• **Given request**
Can the data below be echoed back word for word?

Entries from a dataset
----------------------------------------
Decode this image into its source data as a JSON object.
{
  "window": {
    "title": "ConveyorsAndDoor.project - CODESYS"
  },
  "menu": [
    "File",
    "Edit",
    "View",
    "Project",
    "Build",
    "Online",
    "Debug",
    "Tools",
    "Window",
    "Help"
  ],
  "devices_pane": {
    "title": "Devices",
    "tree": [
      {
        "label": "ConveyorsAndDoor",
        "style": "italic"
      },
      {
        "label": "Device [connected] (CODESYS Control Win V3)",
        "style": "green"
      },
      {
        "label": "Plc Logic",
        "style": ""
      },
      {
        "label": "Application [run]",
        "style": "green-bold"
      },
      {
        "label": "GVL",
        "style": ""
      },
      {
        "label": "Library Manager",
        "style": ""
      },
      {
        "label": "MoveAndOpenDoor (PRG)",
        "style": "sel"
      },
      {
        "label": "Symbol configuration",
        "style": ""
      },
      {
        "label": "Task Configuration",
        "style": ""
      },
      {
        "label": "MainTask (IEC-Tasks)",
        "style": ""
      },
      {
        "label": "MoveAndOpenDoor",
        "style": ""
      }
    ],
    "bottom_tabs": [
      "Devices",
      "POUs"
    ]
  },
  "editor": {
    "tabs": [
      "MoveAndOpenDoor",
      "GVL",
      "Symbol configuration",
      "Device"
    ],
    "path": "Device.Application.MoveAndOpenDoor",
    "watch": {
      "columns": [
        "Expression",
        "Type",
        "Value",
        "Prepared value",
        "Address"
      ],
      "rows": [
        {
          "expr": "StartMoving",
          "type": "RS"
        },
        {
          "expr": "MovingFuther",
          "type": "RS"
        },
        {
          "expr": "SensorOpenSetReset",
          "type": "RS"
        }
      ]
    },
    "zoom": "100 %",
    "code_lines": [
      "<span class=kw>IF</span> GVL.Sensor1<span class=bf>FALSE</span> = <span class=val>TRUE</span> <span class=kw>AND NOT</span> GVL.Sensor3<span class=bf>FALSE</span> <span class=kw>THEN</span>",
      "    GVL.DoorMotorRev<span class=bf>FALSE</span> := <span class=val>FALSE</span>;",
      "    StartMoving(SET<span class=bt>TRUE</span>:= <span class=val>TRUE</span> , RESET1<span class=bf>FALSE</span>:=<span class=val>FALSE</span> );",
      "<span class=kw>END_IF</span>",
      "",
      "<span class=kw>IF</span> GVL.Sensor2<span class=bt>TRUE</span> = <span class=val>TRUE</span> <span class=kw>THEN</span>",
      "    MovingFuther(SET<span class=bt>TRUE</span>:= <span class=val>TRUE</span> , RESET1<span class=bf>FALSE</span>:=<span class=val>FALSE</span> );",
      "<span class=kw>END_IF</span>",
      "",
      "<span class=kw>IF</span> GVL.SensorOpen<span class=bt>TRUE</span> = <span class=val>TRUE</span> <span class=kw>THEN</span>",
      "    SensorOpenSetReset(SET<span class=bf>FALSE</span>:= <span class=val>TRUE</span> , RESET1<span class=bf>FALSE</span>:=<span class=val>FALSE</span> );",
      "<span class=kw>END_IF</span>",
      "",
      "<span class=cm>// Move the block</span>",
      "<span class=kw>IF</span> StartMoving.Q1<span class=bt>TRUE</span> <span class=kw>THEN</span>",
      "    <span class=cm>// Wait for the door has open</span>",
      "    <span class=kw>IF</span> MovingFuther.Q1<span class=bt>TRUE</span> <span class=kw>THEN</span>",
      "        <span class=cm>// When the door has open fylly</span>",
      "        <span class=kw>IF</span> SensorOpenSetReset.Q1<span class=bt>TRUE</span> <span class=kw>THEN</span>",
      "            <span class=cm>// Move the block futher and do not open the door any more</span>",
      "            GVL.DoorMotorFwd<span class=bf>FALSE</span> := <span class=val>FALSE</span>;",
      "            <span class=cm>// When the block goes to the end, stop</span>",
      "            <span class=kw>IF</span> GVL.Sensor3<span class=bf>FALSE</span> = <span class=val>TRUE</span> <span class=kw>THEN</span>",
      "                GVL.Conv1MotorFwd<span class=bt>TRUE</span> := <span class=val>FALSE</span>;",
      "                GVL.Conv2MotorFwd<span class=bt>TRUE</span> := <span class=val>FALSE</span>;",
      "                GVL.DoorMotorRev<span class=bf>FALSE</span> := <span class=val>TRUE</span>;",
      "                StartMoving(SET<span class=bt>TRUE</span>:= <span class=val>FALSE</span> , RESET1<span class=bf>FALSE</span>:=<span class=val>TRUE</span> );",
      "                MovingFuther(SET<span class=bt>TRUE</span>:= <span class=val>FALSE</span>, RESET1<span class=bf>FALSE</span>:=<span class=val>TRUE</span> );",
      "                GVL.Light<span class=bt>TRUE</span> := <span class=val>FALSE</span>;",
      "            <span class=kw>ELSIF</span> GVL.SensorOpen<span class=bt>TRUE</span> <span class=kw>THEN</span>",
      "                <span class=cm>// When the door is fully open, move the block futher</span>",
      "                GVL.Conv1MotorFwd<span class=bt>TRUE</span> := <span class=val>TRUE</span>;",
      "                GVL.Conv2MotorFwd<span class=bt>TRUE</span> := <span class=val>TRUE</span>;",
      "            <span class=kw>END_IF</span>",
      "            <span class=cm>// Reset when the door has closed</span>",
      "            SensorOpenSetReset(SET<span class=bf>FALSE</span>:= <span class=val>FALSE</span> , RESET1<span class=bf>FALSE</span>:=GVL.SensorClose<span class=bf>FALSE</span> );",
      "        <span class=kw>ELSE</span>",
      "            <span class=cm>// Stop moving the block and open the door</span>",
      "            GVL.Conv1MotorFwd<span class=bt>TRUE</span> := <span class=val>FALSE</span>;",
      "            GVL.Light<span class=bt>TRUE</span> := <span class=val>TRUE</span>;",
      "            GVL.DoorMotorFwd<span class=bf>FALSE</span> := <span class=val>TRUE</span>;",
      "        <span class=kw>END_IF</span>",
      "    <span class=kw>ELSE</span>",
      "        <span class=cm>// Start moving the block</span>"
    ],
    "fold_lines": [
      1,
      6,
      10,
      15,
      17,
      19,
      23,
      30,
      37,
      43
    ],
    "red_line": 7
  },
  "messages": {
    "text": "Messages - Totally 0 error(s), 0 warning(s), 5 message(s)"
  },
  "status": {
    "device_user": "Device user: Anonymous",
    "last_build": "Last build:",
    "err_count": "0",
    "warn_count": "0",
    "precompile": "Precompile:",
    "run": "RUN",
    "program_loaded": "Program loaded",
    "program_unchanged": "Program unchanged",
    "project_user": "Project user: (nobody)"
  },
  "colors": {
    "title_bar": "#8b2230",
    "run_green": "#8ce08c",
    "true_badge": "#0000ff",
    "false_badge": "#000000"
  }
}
----------------------------------------
• **Exercise result**
Decode this image into its source data as a JSON object.
{
  "window": {
    "title": "ConveyorsAndDoor.project - CODESYS"
  },
  "menu": [
    "File",
    "Edit",
    "View",
    "Project",
    "Build",
    "Online",
    "Debug",
    "Tools",
    "Window",
    "Help"
  ],
  "devices_pane": {
    "title": "Devices",
    "tree": [
      {
        "label": "ConveyorsAndDoor",
        "style": "italic"
      },
      {
        "label": "Device [connected] (CODESYS Control Win V3)",
        "style": "green"
      },
      {
        "label": "Plc Logic",
        "style": ""
      },
      {
        "label": "Application [run]",
        "style": "green-bold"
      },
      {
        "label": "GVL",
        "style": ""
      },
      {
        "label": "Library Manager",
        "style": ""
      },
      {
        "label": "MoveAndOpenDoor (PRG)",
        "style": "sel"
      },
      {
        "label": "Symbol configuration",
        "style": ""
      },
      {
        "label": "Task Configuration",
        "style": ""
      },
      {
        "label": "MainTask (IEC-Tasks)",
        "style": ""
      },
      {
        "label": "MoveAndOpenDoor",
        "style": ""
      }
    ],
    "bottom_tabs": [
      "Devices",
      "POUs"
    ]
  },
  "editor": {
    "tabs": [
      "MoveAndOpenDoor",
      "GVL",
      "Symbol configuration",
      "Device"
    ],
    "path": "Device.Application.MoveAndOpenDoor",
    "watch": {
      "columns": [
        "Expression",
        "Type",
        "Value",
        "Prepared value",
        "Address"
      ],
      "rows": [
        {
          "expr": "StartMoving",
          "type": "RS"
        },
        {
          "expr": "MovingFuther",
          "type": "RS"
        },
        {
          "expr": "SensorOpenSetReset",
          "type": "RS"
        }
      ]
    },
    "zoom": "100 %",
    "code_lines": [
      "<span class=kw>IF</span> GVL.Sensor1<span class=bf>FALSE</span> = <span class=val>TRUE</span> <span class=kw>AND NOT</span> GVL.Sensor3<span class=bf>FALSE</span> <span class=kw>THEN</span>",
      "    GVL.DoorMotorRev<span class=bf>FALSE</span> := <span class=val>FALSE</span>;",
      "    StartMoving(SET<span class=bt>TRUE</span>:= <span class=val>TRUE</span> , RESET1<span class=bf>FALSE</span>:=<span class=val>FALSE</span> );",
      "<span class=kw>END_IF</span>",
      "",
      "<span class=kw>IF</span> GVL.Sensor2<span class=bt>TRUE</span> = <span class=val>TRUE</span> <span class=kw>THEN</span>",
      "    MovingFuther(SET<span class=bt>TRUE</span>:= <span class=val>TRUE</span> , RESET1<span class=bf>FALSE</span>:=<span class=val>FALSE</span> );",
      "<span class=kw>END_IF</span>",
      "",
      "<span class=kw>IF</span> GVL.SensorOpen<span class=bt>TRUE</span> = <span class=val>TRUE</span> <span class=kw>THEN</span>",
      "    SensorOpenSetReset(SET<span class=bf>FALSE</span>:= <span class=val>TRUE</span> , RESET1<span class=bf>FALSE</span>:=<span class=val>FALSE</span> );",
      "<span class=kw>END_IF</span>",
      "",
      "<span class=cm>// Move the block</span>",
      "<span class=kw>IF</span> StartMoving.Q1<span class=bt>TRUE</span> <span class=kw>THEN</span>",
      "    <span class=cm>// Wait for the door has open</span>",
      "    <span class=kw>IF</span> MovingFuther.Q1<span class=bt>TRUE</span> <span class=kw>THEN</span>",
      "        <span class=cm>// When the door has open fylly</span>",
      "        <span class=kw>IF</span> SensorOpenSetReset.Q1<span class=bt>TRUE</span> <span class=kw>THEN</span>",
      "            <span class=cm>// Move the block futher and do not open the door any more</span>",
      "            GVL.DoorMotorFwd<span class=bf>FALSE</span> := <span class=val>FALSE</span>;",
      "            <span class=cm>// When the block goes to the end, stop</span>",
      "            <span class=kw>IF</span> GVL.Sensor3<span class=bf>FALSE</span> = <span class=val>TRUE</span> <span class=kw>THEN</span>",
      "                GVL.Conv1MotorFwd<span class=bt>TRUE</span> := <span class=val>FALSE</span>;",
      "                GVL.Conv2MotorFwd<span class=bt>TRUE</span> := <span class=val>FALSE</span>;",
      "                GVL.DoorMotorRev<span class=bf>FALSE</span> := <span class=val>TRUE</span>;",
      "                StartMoving(SET<span class=bt>TRUE</span>:= <span class=val>FALSE</span> , RESET1<span class=bf>FALSE</span>:=<span class=val>TRUE</span> );",
      "                MovingFuther(SET<span class=bt>TRUE</span>:= <span class=val>FALSE</span>, RESET1<span class=bf>FALSE</span>:=<span class=val>TRUE</span> );",
      "                GVL.Light<span class=bt>TRUE</span> := <span class=val>FALSE</span>;",
      "            <span class=kw>ELSIF</span> GVL.SensorOpen<span class=bt>TRUE</span> <span class=kw>THEN</span>",
      "                <span class=cm>// When the door is fully open, move the block futher</span>",
      "                GVL.Conv1MotorFwd<span class=bt>TRUE</span> := <span class=val>TRUE</span>;",
      "                GVL.Conv2MotorFwd<span class=bt>TRUE</span> := <span class=val>TRUE</span>;",
      "            <span class=kw>END_IF</span>",
      "            <span class=cm>// Reset when the door has closed</span>",
      "            SensorOpenSetReset(SET<span class=bf>FALSE</span>:= <span class=val>FALSE</span> , RESET1<span class=bf>FALSE</span>:=GVL.SensorClose<span class=bf>FALSE</span> );",
      "        <span class=kw>ELSE</span>",
      "            <span class=cm>// Stop moving the block and open the door</span>",
      "            GVL.Conv1MotorFwd<span class=bt>TRUE</span> := <span class=val>FALSE</span>;",
      "            GVL.Light<span class=bt>TRUE</span> := <span class=val>TRUE</span>;",
      "            GVL.DoorMotorFwd<span class=bf>FALSE</span> := <span class=val>TRUE</span>;",
      "        <span class=kw>END_IF</span>",
      "    <span class=kw>ELSE</span>",
      "        <span class=cm>// Start moving the block</span>"
    ],
    "fold_lines": [
      1,
      6,
      10,
      15,
      17,
      19,
      23,
      30,
      37,
      43
    ],
    "red_line": 7
  },
  "messages": {
    "text": "Messages - Totally 0 error(s), 0 warning(s), 5 message(s)"
  },
  "status": {
    "device_user": "Device user: Anonymous",
    "last_build": "Last build:",
    "err_count": "0",
    "warn_count": "0",
    "precompile": "Precompile:",
    "run": "RUN",
    "program_loaded": "Program loaded",
    "program_unchanged": "Program unchanged",
    "project_user": "Project user: (nobody)"
  },
  "colors": {
    "title_bar": "#8b2230",
    "run_green": "#8ce08c",
    "true_badge": "#0000ff",
    "false_badge": "#000000"
  }
}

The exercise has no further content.